● Task directions: Using the project page below, decide if each statement agrees with it: (a) the workflow runs on an Ubuntu runner; (b) two of the API's unit tests are for POST; (c) the API goes to Heroku after it is built and tested locally. Give yes or no for each, with the deciding words from the page in quotation marks.
## BEGIN Page
In the context of this project, it was set up a simple workflow from the GitHub web interface according to the figure below.
All Actions are configured into the file main_actions.yml
. Details can be found here.
- Triggers the workflow:
on push
- The type of runner that the job will run on:
macos-latest
- Allow the job access the repository from:
actions/checkout@v2
- Set up DVC actions:
iterative/setup-dvc@v1
- Configure AWS credentials:
aws-actions/configure-aws-credentials@v1
- Note that is necessary to configure the repository secrets:
settings/secrets/actions
- Note that is necessary to configure the repository secrets:
- Set up Python version:
actions/setup-python@v3.0.0
- And run diverse commands to install dependencies (VM used by Github Actions), lint (flake8), pytest (data, model and API tests) and download artifacts (dvc pull).
A successful build of the proposed workflow is shown below. It is highlighted the DVC action where it is possible to note all tracked artifacts.
FastAPI is a modern API framework that allows you to write code quickly without sacrificing flexibility or extensibility. FastAPI will be used in this project in order to conclude the CI/CD stages. After we build our API locally and test it, we will deploy it to Heroku and test it again once live.
It was created and implemented a RESTful API using FastAPI containing the following features:
- Pydantic body with all columns and hints of an instance.
- A
schema extra
describing an typical example of an instance according FastAPI documentation. - GET on the root giving a welcome message.
- POST on the predict in order to proceed model inference.
- Three unit test to test the API, one for the GET adn two for POST (high income >50k and low income <=50k)
The API is implemented in the api/main.py
whereas tests are on api/test_main.py
.
For the sake of understanding and during the development, the API was constanly tested using:
uvicorn api.main:app --reload
and using these addresses:
http://127.0.0.1:8000/
http://127.0.0.1:8000/docs
The screenshot below show a view of the API docs.
For test the API, please run:
pytest api/test_main.py -vv
- The first step is to create a new app in Heroku. It is very important to connect the APP to our Github repository and enable the automatic deploys. The figure below show a screenshot of this configuration.
## END Page
## BEGIN Supplied material
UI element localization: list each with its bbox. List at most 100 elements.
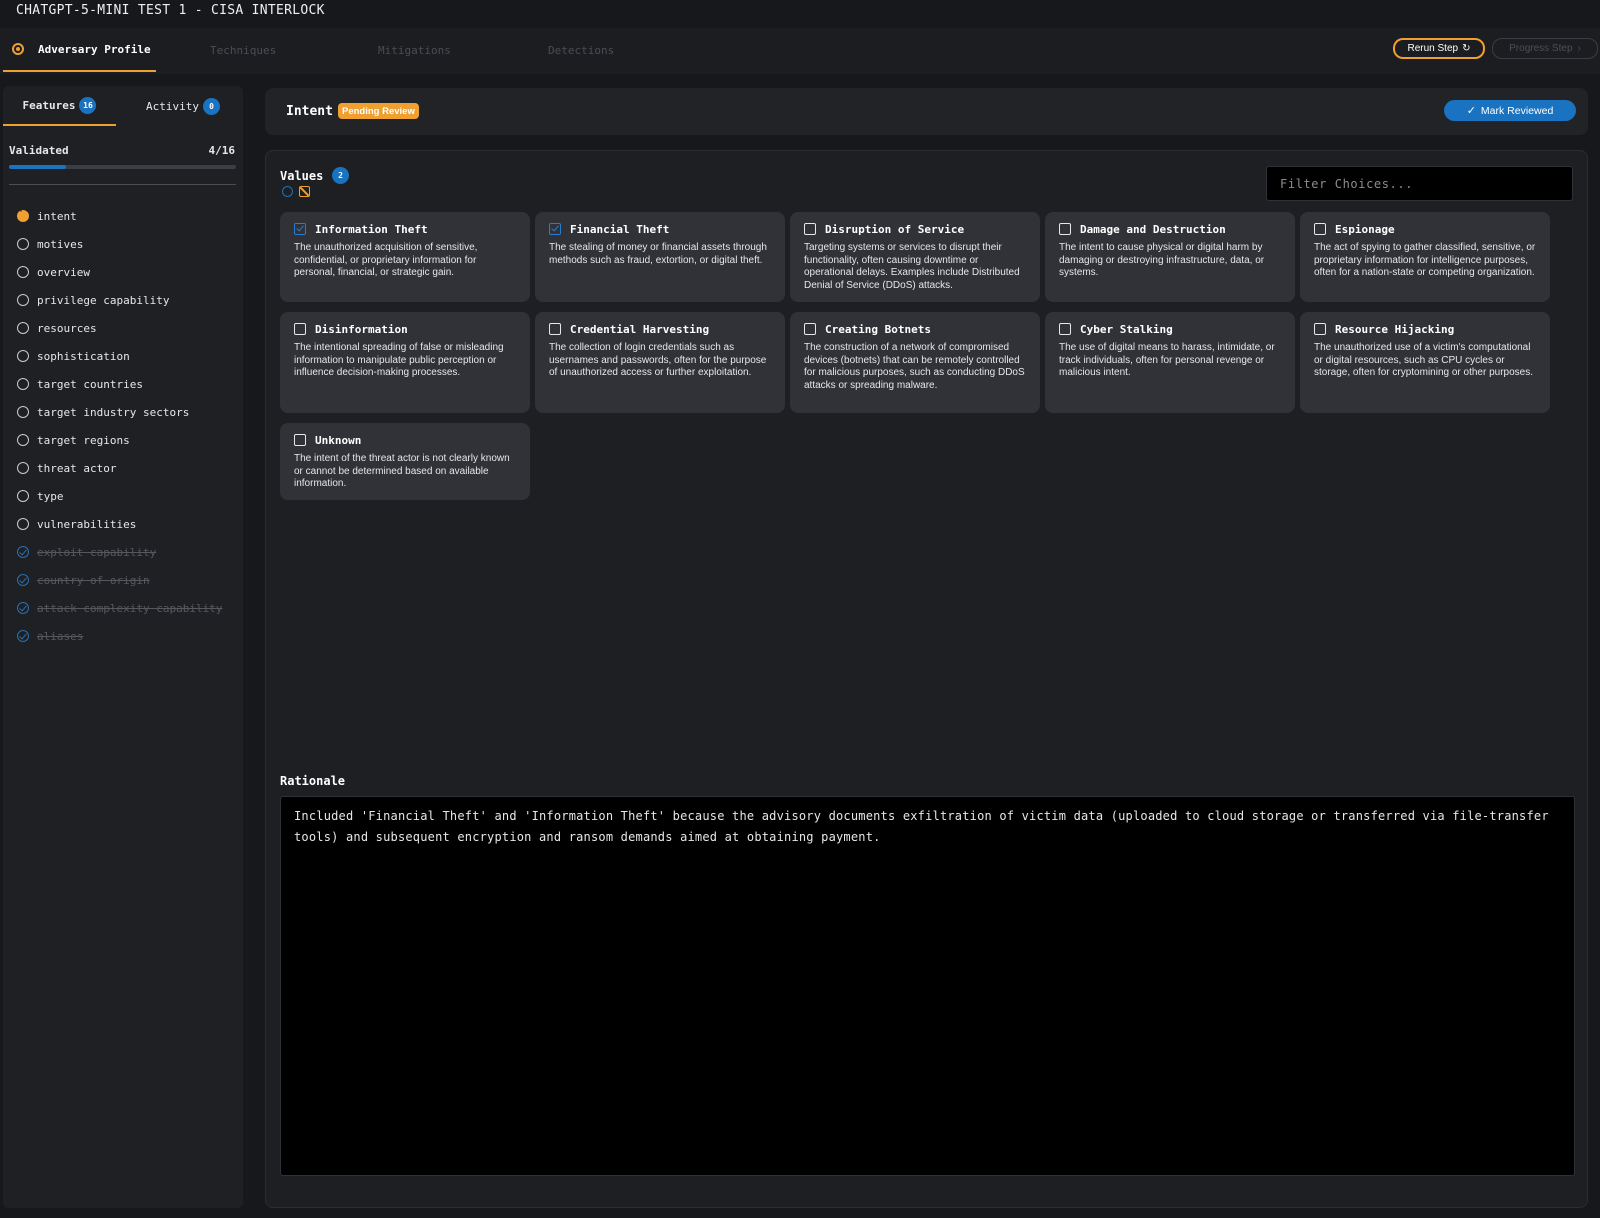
## END Supplied material
## BEGIN Supplied material
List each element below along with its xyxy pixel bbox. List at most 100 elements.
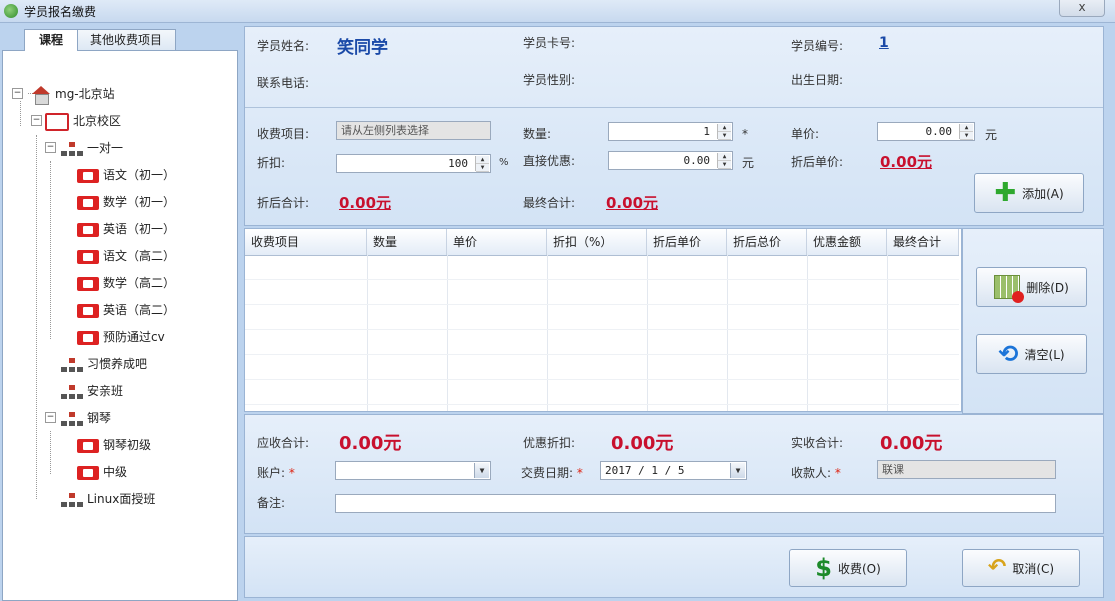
## END Supplied material
● Solution to this exercise:
(a) No: "macos-latest"
(b) Yes: "two for POST"
(c) Yes: "After we build our API locally and test it, we will deploy it to Heroku"